_WORK INSTRUCTIONS:_ For the material that follows, return exactly the lines from the one with "What's the underlying" through the one with "Decode this image", both ends included.

Recorded data:
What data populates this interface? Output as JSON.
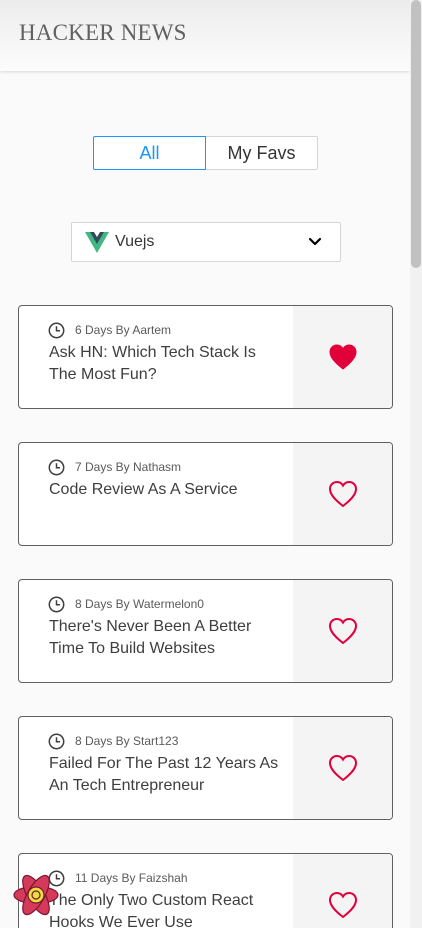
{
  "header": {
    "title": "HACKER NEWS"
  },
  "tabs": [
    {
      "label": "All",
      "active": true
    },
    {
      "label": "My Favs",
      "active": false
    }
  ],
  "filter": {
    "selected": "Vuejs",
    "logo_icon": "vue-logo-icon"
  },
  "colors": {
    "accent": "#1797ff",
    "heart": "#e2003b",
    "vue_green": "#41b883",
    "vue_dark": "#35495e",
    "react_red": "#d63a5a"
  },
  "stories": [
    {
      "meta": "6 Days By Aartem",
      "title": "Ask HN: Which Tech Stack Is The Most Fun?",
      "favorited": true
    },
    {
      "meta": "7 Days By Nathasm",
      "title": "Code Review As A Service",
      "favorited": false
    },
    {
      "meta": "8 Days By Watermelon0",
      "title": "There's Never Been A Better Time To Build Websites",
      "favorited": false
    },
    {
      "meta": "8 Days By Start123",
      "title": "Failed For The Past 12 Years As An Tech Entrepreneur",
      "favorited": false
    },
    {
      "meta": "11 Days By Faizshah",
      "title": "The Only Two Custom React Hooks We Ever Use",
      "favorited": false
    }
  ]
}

...

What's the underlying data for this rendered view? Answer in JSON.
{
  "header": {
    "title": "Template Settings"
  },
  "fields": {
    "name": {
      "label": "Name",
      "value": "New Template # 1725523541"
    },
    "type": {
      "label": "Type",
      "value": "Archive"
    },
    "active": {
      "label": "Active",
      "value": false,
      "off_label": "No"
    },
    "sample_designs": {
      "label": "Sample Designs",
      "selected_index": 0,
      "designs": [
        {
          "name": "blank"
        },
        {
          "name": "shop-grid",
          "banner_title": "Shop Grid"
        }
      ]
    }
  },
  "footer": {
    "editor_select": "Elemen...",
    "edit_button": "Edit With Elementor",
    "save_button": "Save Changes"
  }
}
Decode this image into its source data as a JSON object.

_ANSWER:_
What's the underlying data for this rendered view? Answer in JSON.
{
  "header": {
    "title": "Template Settings"
  },
  "fields": {
    "name": {
      "label": "Name",
      "value": "New Template # 1725523541"
    },
    "type": {
      "label": "Type",
      "value": "Archive"
    },
    "active": {
      "label": "Active",
      "value": false,
      "off_label": "No"
    },
    "sample_designs": {
      "label": "Sample Designs",
      "selected_index": 0,
      "designs": [
        {
          "name": "blank"
        },
        {
          "name": "shop-grid",
          "banner_title": "Shop Grid"
        }
      ]
    }
  },
  "footer": {
    "editor_select": "Elemen...",
    "edit_button": "Edit With Elementor",
    "save_button": "Save Changes"
  }
}
Decode this image into its source data as a JSON object.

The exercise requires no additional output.